Check every line of the entries for "viene", and copy the lines that hold it.
+---+
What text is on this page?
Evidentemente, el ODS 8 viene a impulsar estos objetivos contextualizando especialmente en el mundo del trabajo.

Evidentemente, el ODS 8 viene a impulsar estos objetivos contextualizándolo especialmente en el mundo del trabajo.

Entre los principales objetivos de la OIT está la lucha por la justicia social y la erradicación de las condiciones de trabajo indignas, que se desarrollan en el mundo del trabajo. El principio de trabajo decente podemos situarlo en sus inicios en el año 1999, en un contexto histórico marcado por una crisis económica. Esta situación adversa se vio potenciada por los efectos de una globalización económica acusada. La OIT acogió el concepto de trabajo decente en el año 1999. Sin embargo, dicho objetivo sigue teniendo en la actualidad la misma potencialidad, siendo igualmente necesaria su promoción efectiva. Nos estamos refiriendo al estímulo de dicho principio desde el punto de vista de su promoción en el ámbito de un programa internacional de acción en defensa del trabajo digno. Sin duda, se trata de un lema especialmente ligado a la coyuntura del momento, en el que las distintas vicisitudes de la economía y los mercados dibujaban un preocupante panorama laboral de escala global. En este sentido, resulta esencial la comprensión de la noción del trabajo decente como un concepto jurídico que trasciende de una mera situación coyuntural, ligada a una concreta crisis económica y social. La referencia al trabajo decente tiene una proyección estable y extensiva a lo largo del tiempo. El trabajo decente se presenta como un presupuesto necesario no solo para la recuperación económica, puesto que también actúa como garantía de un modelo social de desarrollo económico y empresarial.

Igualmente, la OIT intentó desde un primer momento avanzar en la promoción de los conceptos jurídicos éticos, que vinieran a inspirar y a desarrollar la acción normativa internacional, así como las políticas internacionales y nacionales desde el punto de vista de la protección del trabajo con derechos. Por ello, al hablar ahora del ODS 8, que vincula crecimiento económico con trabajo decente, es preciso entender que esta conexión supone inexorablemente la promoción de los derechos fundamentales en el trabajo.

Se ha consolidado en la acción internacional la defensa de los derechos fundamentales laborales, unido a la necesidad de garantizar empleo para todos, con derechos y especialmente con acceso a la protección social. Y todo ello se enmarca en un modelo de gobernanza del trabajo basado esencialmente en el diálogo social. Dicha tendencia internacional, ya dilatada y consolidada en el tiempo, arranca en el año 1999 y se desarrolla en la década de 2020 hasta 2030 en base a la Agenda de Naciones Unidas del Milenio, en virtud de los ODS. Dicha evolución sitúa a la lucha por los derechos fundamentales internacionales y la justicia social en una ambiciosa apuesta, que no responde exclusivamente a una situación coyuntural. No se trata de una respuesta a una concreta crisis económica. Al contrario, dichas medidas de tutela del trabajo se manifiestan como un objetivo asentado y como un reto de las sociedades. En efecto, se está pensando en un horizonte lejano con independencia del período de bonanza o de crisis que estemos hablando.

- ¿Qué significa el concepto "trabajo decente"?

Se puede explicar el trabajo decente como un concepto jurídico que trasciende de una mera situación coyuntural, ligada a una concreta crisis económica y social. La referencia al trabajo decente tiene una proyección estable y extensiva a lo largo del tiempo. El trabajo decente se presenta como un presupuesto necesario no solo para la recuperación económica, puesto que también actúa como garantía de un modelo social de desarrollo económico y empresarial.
+---+
◆ **Answer to this task**
Evidentemente, el ODS 8 viene a impulsar estos objetivos contextualizando especialmente en el mundo del trabajo.
Evidentemente, el ODS 8 viene a impulsar estos objetivos contextualizándolo especialmente en el mundo del trabajo.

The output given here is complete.